Instructions to follow
Print each line of the listing once more, precisely as given.

Exercise material
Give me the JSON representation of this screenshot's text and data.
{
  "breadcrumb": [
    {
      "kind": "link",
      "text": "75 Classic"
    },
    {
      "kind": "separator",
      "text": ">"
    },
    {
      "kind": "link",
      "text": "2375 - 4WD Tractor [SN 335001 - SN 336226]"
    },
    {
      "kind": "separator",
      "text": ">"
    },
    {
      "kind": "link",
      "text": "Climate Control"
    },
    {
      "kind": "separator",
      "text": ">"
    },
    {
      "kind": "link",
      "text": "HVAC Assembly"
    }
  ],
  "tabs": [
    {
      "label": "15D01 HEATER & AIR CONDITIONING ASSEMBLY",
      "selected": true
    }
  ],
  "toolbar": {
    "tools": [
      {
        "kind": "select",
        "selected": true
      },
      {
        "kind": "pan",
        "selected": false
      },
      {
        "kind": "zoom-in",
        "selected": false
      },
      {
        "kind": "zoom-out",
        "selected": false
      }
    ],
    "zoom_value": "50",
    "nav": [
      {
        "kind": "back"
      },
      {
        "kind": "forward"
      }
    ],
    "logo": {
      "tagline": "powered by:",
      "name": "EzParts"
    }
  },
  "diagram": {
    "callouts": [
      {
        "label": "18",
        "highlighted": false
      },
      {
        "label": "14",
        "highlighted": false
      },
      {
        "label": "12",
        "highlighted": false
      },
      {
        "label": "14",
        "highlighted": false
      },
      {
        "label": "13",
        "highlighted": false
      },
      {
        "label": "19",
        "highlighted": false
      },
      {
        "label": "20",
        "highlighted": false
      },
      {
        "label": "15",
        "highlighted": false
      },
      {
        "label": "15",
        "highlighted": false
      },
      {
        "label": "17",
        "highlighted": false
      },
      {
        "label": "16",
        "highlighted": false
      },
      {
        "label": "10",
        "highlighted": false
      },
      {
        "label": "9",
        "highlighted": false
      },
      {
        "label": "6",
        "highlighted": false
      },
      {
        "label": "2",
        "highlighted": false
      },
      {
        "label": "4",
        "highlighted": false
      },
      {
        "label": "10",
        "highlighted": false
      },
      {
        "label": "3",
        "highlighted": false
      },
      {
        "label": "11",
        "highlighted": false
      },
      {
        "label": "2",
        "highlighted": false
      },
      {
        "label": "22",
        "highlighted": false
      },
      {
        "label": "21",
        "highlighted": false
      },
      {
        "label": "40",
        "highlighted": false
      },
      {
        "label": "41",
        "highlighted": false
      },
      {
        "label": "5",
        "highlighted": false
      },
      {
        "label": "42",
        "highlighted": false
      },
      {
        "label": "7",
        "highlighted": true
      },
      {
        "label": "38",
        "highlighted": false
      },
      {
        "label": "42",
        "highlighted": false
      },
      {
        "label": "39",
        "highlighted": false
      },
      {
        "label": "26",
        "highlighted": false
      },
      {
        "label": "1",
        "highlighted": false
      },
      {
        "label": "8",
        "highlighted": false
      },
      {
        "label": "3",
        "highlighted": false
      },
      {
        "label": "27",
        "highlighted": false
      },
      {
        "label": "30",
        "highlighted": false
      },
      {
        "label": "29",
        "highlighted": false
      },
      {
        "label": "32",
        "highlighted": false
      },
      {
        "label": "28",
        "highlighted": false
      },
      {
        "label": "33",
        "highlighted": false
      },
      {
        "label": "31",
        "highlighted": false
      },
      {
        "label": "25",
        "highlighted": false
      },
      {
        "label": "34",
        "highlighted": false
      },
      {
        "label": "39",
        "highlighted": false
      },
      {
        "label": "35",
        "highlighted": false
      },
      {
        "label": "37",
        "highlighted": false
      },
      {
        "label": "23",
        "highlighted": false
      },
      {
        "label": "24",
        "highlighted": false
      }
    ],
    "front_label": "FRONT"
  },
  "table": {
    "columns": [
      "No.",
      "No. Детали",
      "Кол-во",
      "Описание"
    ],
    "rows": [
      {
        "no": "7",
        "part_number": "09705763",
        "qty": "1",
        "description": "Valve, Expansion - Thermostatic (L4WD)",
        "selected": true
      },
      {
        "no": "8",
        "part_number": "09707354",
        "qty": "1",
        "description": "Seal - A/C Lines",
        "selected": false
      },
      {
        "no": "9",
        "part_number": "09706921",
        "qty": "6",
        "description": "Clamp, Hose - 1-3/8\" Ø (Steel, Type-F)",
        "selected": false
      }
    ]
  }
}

Full answer
Give me the JSON representation of this screenshot's text and data.
{
  "breadcrumb": [
    {
      "kind": "link",
      "text": "75 Classic"
    },
    {
      "kind": "separator",
      "text": ">"
    },
    {
      "kind": "link",
      "text": "2375 - 4WD Tractor [SN 335001 - SN 336226]"
    },
    {
      "kind": "separator",
      "text": ">"
    },
    {
      "kind": "link",
      "text": "Climate Control"
    },
    {
      "kind": "separator",
      "text": ">"
    },
    {
      "kind": "link",
      "text": "HVAC Assembly"
    }
  ],
  "tabs": [
    {
      "label": "15D01 HEATER & AIR CONDITIONING ASSEMBLY",
      "selected": true
    }
  ],
  "toolbar": {
    "tools": [
      {
        "kind": "select",
        "selected": true
      },
      {
        "kind": "pan",
        "selected": false
      },
      {
        "kind": "zoom-in",
        "selected": false
      },
      {
        "kind": "zoom-out",
        "selected": false
      }
    ],
    "zoom_value": "50",
    "nav": [
      {
        "kind": "back"
      },
      {
        "kind": "forward"
      }
    ],
    "logo": {
      "tagline": "powered by:",
      "name": "EzParts"
    }
  },
  "diagram": {
    "callouts": [
      {
        "label": "18",
        "highlighted": false
      },
      {
        "label": "14",
        "highlighted": false
      },
      {
        "label": "12",
        "highlighted": false
      },
      {
        "label": "14",
        "highlighted": false
      },
      {
        "label": "13",
        "highlighted": false
      },
      {
        "label": "19",
        "highlighted": false
      },
      {
        "label": "20",
        "highlighted": false
      },
      {
        "label": "15",
        "highlighted": false
      },
      {
        "label": "15",
        "highlighted": false
      },
      {
        "label": "17",
        "highlighted": false
      },
      {
        "label": "16",
        "highlighted": false
      },
      {
        "label": "10",
        "highlighted": false
      },
      {
        "label": "9",
        "highlighted": false
      },
      {
        "label": "6",
        "highlighted": false
      },
      {
        "label": "2",
        "highlighted": false
      },
      {
        "label": "4",
        "highlighted": false
      },
      {
        "label": "10",
        "highlighted": false
      },
      {
        "label": "3",
        "highlighted": false
      },
      {
        "label": "11",
        "highlighted": false
      },
      {
        "label": "2",
        "highlighted": false
      },
      {
        "label": "22",
        "highlighted": false
      },
      {
        "label": "21",
        "highlighted": false
      },
      {
        "label": "40",
        "highlighted": false
      },
      {
        "label": "41",
        "highlighted": false
      },
      {
        "label": "5",
        "highlighted": false
      },
      {
        "label": "42",
        "highlighted": false
      },
      {
        "label": "7",
        "highlighted": true
      },
      {
        "label": "38",
        "highlighted": false
      },
      {
        "label": "42",
        "highlighted": false
      },
      {
        "label": "39",
        "highlighted": false
      },
      {
        "label": "26",
        "highlighted": false
      },
      {
        "label": "1",
        "highlighted": false
      },
      {
        "label": "8",
        "highlighted": false
      },
      {
        "label": "3",
        "highlighted": false
      },
      {
        "label": "27",
        "highlighted": false
      },
      {
        "label": "30",
        "highlighted": false
      },
      {
        "label": "29",
        "highlighted": false
      },
      {
        "label": "32",
        "highlighted": false
      },
      {
        "label": "28",
        "highlighted": false
      },
      {
        "label": "33",
        "highlighted": false
      },
      {
        "label": "31",
        "highlighted": false
      },
      {
        "label": "25",
        "highlighted": false
      },
      {
        "label": "34",
        "highlighted": false
      },
      {
        "label": "39",
        "highlighted": false
      },
      {
        "label": "35",
        "highlighted": false
      },
      {
        "label": "37",
        "highlighted": false
      },
      {
        "label": "23",
        "highlighted": false
      },
      {
        "label": "24",
        "highlighted": false
      }
    ],
    "front_label": "FRONT"
  },
  "table": {
    "columns": [
      "No.",
      "No. Детали",
      "Кол-во",
      "Описание"
    ],
    "rows": [
      {
        "no": "7",
        "part_number": "09705763",
        "qty": "1",
        "description": "Valve, Expansion - Thermostatic (L4WD)",
        "selected": true
      },
      {
        "no": "8",
        "part_number": "09707354",
        "qty": "1",
        "description": "Seal - A/C Lines",
        "selected": false
      },
      {
        "no": "9",
        "part_number": "09706921",
        "qty": "6",
        "description": "Clamp, Hose - 1-3/8\" Ø (Steel, Type-F)",
        "selected": false
      }
    ]
  }
}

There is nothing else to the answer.